§ **Your objective**: Output all of the records exactly as written.

----- Task input -----

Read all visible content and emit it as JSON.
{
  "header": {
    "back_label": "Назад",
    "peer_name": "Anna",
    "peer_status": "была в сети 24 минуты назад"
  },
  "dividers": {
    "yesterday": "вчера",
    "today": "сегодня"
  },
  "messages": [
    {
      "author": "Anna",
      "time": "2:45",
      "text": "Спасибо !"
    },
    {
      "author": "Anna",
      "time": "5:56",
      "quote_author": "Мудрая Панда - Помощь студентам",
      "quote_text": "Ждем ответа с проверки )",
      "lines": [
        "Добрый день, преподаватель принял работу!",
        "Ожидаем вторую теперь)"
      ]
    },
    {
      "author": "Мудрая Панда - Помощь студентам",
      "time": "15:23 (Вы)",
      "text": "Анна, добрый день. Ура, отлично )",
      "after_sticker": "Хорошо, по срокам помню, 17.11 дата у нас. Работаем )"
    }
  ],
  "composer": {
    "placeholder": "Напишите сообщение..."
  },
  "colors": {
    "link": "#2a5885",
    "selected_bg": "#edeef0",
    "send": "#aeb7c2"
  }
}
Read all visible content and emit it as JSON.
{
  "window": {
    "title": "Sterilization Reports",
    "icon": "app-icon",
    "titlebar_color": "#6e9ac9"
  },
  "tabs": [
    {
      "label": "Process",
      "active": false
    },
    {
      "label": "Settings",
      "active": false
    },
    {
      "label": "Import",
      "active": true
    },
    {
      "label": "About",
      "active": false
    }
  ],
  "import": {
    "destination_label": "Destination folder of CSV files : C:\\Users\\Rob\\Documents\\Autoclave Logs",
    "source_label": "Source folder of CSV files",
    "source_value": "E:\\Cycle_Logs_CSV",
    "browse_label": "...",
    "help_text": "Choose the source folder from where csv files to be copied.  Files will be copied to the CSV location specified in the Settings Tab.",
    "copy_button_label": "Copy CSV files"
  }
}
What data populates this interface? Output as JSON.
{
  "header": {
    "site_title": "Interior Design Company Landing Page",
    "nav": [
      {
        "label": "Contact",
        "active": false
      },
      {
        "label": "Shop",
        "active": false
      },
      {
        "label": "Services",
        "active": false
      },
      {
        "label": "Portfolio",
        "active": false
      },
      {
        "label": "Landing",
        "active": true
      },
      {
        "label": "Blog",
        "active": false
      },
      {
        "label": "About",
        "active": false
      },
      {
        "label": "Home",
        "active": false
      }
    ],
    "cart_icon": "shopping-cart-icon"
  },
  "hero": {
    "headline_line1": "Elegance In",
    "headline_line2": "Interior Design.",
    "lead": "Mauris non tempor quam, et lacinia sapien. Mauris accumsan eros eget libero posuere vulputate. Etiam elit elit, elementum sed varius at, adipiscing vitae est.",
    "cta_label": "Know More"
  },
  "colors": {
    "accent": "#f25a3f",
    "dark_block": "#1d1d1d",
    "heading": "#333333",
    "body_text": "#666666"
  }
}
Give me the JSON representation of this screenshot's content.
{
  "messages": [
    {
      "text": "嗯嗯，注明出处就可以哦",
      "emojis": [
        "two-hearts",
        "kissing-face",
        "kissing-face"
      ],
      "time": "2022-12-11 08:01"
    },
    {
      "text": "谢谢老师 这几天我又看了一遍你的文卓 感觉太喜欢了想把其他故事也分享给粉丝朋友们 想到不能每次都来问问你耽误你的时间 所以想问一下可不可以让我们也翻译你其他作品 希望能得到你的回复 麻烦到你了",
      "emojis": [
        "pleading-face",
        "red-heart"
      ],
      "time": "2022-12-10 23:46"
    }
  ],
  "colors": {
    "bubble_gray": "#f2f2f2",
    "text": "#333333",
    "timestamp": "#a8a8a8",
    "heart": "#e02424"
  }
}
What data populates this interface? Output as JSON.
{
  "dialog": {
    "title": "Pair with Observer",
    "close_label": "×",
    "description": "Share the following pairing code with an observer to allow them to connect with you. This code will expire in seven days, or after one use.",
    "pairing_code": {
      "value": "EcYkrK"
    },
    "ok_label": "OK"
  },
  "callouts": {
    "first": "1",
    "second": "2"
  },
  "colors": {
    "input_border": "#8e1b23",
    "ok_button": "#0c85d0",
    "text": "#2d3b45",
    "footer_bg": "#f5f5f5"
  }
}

-----

§ **Answer in full**:
Read all visible content and emit it as JSON.
{
  "header": {
    "back_label": "Назад",
    "peer_name": "Anna",
    "peer_status": "была в сети 24 минуты назад"
  },
  "dividers": {
    "yesterday": "вчера",
    "today": "сегодня"
  },
  "messages": [
    {
      "author": "Anna",
      "time": "2:45",
      "text": "Спасибо !"
    },
    {
      "author": "Anna",
      "time": "5:56",
      "quote_author": "Мудрая Панда - Помощь студентам",
      "quote_text": "Ждем ответа с проверки )",
      "lines": [
        "Добрый день, преподаватель принял работу!",
        "Ожидаем вторую теперь)"
      ]
    },
    {
      "author": "Мудрая Панда - Помощь студентам",
      "time": "15:23 (Вы)",
      "text": "Анна, добрый день. Ура, отлично )",
      "after_sticker": "Хорошо, по срокам помню, 17.11 дата у нас. Работаем )"
    }
  ],
  "composer": {
    "placeholder": "Напишите сообщение..."
  },
  "colors": {
    "link": "#2a5885",
    "selected_bg": "#edeef0",
    "send": "#aeb7c2"
  }
}
Read all visible content and emit it as JSON.
{
  "window": {
    "title": "Sterilization Reports",
    "icon": "app-icon",
    "titlebar_color": "#6e9ac9"
  },
  "tabs": [
    {
      "label": "Process",
      "active": false
    },
    {
      "label": "Settings",
      "active": false
    },
    {
      "label": "Import",
      "active": true
    },
    {
      "label": "About",
      "active": false
    }
  ],
  "import": {
    "destination_label": "Destination folder of CSV files : C:\\Users\\Rob\\Documents\\Autoclave Logs",
    "source_label": "Source folder of CSV files",
    "source_value": "E:\\Cycle_Logs_CSV",
    "browse_label": "...",
    "help_text": "Choose the source folder from where csv files to be copied.  Files will be copied to the CSV location specified in the Settings Tab.",
    "copy_button_label": "Copy CSV files"
  }
}
What data populates this interface? Output as JSON.
{
  "header": {
    "site_title": "Interior Design Company Landing Page",
    "nav": [
      {
        "label": "Contact",
        "active": false
      },
      {
        "label": "Shop",
        "active": false
      },
      {
        "label": "Services",
        "active": false
      },
      {
        "label": "Portfolio",
        "active": false
      },
      {
        "label": "Landing",
        "active": true
      },
      {
        "label": "Blog",
        "active": false
      },
      {
        "label": "About",
        "active": false
      },
      {
        "label": "Home",
        "active": false
      }
    ],
    "cart_icon": "shopping-cart-icon"
  },
  "hero": {
    "headline_line1": "Elegance In",
    "headline_line2": "Interior Design.",
    "lead": "Mauris non tempor quam, et lacinia sapien. Mauris accumsan eros eget libero posuere vulputate. Etiam elit elit, elementum sed varius at, adipiscing vitae est.",
    "cta_label": "Know More"
  },
  "colors": {
    "accent": "#f25a3f",
    "dark_block": "#1d1d1d",
    "heading": "#333333",
    "body_text": "#666666"
  }
}
Give me the JSON representation of this screenshot's content.
{
  "messages": [
    {
      "text": "嗯嗯，注明出处就可以哦",
      "emojis": [
        "two-hearts",
        "kissing-face",
        "kissing-face"
      ],
      "time": "2022-12-11 08:01"
    },
    {
      "text": "谢谢老师 这几天我又看了一遍你的文卓 感觉太喜欢了想把其他故事也分享给粉丝朋友们 想到不能每次都来问问你耽误你的时间 所以想问一下可不可以让我们也翻译你其他作品 希望能得到你的回复 麻烦到你了",
      "emojis": [
        "pleading-face",
        "red-heart"
      ],
      "time": "2022-12-10 23:46"
    }
  ],
  "colors": {
    "bubble_gray": "#f2f2f2",
    "text": "#333333",
    "timestamp": "#a8a8a8",
    "heart": "#e02424"
  }
}
What data populates this interface? Output as JSON.
{
  "dialog": {
    "title": "Pair with Observer",
    "close_label": "×",
    "description": "Share the following pairing code with an observer to allow them to connect with you. This code will expire in seven days, or after one use.",
    "pairing_code": {
      "value": "EcYkrK"
    },
    "ok_label": "OK"
  },
  "callouts": {
    "first": "1",
    "second": "2"
  },
  "colors": {
    "input_border": "#8e1b23",
    "ok_button": "#0c85d0",
    "text": "#2d3b45",
    "footer_bg": "#f5f5f5"
  }
}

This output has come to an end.